═══ Dataset records ═══

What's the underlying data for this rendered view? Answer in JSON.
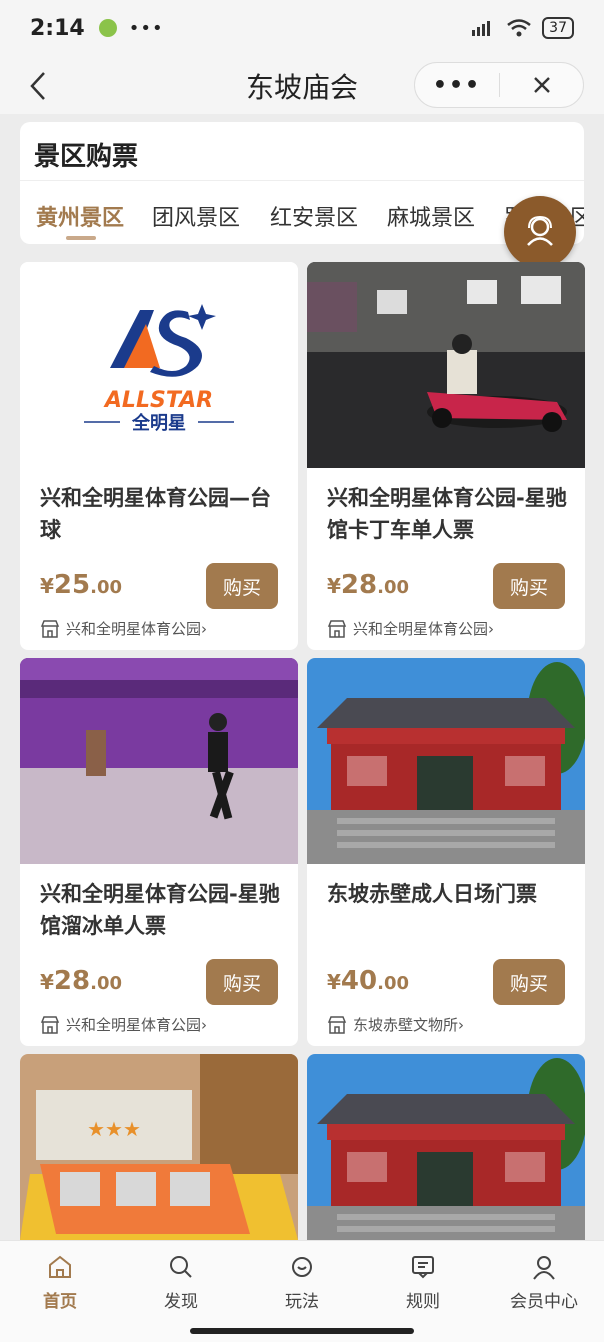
{
  "status_bar": {
    "time": "2:14",
    "dots": "•••",
    "battery": "37"
  },
  "nav": {
    "title": "东坡庙会",
    "more": "•••"
  },
  "section": {
    "title": "景区购票",
    "tabs": [
      "黄州景区",
      "团风景区",
      "红安景区",
      "麻城景区",
      "罗田景区"
    ]
  },
  "products": [
    {
      "title": "兴和全明星体育公园—台球",
      "currency": "¥",
      "price_int": "25",
      "price_dec": ".00",
      "buy": "购买",
      "shop": "兴和全明星体育公园",
      "logo_text": "ALLSTAR",
      "logo_sub": "全明星"
    },
    {
      "title": "兴和全明星体育公园-星驰馆卡丁车单人票",
      "currency": "¥",
      "price_int": "28",
      "price_dec": ".00",
      "buy": "购买",
      "shop": "兴和全明星体育公园"
    },
    {
      "title": "兴和全明星体育公园-星驰馆溜冰单人票",
      "currency": "¥",
      "price_int": "28",
      "price_dec": ".00",
      "buy": "购买",
      "shop": "兴和全明星体育公园"
    },
    {
      "title": "东坡赤壁成人日场门票",
      "currency": "¥",
      "price_int": "40",
      "price_dec": ".00",
      "buy": "购买",
      "shop": "东坡赤壁文物所"
    }
  ],
  "bottom_nav": [
    {
      "label": "首页",
      "icon": "home-icon",
      "active": true
    },
    {
      "label": "发现",
      "icon": "search-icon"
    },
    {
      "label": "玩法",
      "icon": "chat-icon"
    },
    {
      "label": "规则",
      "icon": "rules-icon"
    },
    {
      "label": "会员中心",
      "icon": "user-icon"
    }
  ],
  "colors": {
    "accent": "#a27a4e",
    "float": "#8b5a2b",
    "background": "#ececec"
  }
}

═══

> [Problem]:
Go through the records. Copy each line where "icon" appears.

> [Output below]:
      "icon": "home-icon",
      "icon": "search-icon"
      "icon": "chat-icon"
      "icon": "rules-icon"
      "icon": "user-icon"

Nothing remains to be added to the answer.